** start Exercise material **
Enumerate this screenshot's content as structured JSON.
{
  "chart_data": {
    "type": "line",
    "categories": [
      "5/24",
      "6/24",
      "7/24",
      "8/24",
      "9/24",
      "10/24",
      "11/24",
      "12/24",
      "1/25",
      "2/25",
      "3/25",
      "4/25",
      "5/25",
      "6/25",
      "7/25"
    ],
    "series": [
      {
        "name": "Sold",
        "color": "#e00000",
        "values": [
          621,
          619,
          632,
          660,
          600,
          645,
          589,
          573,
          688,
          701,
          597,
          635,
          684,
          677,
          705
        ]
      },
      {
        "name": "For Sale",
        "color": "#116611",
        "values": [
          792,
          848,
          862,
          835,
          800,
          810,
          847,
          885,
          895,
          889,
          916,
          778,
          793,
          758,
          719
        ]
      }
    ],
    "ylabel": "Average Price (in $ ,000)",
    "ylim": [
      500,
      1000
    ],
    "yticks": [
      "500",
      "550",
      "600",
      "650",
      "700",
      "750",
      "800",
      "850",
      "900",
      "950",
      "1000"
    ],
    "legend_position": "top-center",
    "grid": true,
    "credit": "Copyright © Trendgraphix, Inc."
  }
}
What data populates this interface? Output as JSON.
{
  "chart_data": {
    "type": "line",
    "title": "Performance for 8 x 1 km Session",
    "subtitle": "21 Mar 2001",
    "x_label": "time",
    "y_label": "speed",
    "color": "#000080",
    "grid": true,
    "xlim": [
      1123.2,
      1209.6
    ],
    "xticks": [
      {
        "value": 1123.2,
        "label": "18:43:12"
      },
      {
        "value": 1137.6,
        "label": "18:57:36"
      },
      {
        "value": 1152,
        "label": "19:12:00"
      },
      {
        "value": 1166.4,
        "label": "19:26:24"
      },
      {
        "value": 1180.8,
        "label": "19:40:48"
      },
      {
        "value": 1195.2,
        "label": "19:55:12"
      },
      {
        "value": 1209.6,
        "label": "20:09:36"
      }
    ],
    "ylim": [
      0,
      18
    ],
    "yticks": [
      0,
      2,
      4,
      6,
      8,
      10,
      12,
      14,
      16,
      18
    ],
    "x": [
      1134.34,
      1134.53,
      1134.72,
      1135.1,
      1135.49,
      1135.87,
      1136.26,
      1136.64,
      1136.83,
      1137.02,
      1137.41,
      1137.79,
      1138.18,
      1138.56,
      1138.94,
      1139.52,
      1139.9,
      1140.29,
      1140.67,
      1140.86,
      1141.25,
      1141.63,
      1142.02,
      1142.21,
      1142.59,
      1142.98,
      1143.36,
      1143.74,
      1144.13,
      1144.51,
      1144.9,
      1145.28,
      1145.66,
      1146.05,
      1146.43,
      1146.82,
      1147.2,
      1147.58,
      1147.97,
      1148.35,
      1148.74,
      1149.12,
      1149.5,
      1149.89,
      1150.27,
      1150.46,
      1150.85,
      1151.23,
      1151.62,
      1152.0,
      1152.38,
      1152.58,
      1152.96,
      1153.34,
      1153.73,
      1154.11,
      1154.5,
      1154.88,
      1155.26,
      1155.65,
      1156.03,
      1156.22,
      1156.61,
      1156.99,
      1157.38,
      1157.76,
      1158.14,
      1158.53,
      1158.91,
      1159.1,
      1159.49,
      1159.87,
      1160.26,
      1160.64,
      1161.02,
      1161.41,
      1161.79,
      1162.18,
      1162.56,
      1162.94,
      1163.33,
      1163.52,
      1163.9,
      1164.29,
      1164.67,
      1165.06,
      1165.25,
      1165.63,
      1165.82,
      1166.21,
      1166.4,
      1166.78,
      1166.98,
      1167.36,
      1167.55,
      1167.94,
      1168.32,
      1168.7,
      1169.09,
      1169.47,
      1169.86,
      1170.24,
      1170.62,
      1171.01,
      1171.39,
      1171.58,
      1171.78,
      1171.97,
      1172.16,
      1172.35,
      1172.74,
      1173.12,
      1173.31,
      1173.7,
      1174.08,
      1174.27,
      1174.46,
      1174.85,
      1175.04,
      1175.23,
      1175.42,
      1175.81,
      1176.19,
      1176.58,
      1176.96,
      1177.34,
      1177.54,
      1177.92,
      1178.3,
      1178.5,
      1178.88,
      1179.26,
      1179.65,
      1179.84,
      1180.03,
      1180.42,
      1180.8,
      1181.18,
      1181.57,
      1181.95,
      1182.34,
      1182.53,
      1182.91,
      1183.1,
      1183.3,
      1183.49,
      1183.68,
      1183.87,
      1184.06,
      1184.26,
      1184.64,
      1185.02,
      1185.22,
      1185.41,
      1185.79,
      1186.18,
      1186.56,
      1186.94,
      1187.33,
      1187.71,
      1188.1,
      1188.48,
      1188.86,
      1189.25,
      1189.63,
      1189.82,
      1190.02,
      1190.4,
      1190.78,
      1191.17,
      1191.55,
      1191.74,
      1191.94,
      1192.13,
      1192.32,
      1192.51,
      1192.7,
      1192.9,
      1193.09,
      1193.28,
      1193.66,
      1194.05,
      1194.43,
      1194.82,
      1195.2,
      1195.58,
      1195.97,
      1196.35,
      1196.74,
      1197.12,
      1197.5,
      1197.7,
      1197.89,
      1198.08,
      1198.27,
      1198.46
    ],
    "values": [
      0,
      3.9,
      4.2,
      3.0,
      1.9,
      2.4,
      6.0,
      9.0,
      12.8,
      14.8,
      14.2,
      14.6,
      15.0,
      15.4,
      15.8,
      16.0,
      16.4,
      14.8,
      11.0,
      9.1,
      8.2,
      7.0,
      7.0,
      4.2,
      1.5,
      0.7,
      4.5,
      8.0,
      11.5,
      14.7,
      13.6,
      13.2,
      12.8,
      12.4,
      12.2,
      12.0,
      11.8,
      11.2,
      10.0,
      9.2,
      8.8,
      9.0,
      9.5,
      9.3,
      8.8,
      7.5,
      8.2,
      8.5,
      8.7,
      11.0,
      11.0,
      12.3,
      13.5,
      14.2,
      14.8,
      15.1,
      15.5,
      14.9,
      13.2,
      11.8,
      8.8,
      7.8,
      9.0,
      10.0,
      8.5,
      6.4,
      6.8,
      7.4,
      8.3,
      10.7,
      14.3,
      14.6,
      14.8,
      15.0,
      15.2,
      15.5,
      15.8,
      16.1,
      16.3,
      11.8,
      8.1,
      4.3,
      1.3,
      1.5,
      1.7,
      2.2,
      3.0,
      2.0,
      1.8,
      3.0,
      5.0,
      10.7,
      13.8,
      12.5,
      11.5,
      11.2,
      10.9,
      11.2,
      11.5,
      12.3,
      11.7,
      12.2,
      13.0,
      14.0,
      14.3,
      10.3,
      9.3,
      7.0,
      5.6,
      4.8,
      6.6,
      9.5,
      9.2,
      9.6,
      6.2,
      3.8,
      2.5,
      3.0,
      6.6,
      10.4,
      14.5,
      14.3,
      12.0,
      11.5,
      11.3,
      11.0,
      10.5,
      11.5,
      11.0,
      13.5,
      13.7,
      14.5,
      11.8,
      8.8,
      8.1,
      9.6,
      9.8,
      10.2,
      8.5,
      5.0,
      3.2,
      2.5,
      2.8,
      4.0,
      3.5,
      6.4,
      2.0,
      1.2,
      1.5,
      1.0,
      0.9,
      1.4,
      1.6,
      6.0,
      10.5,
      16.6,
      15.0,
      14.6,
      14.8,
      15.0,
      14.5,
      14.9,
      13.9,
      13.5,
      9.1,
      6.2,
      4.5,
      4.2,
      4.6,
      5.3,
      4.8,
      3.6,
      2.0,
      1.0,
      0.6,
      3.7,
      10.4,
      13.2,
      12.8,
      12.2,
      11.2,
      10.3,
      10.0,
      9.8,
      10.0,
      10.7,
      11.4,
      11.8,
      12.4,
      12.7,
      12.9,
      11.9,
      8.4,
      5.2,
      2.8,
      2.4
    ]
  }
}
** end Exercise material **
— Set task —
Of the lines above, how many include the word "JSON"? Reply with the number only.

— Solution to this task —
2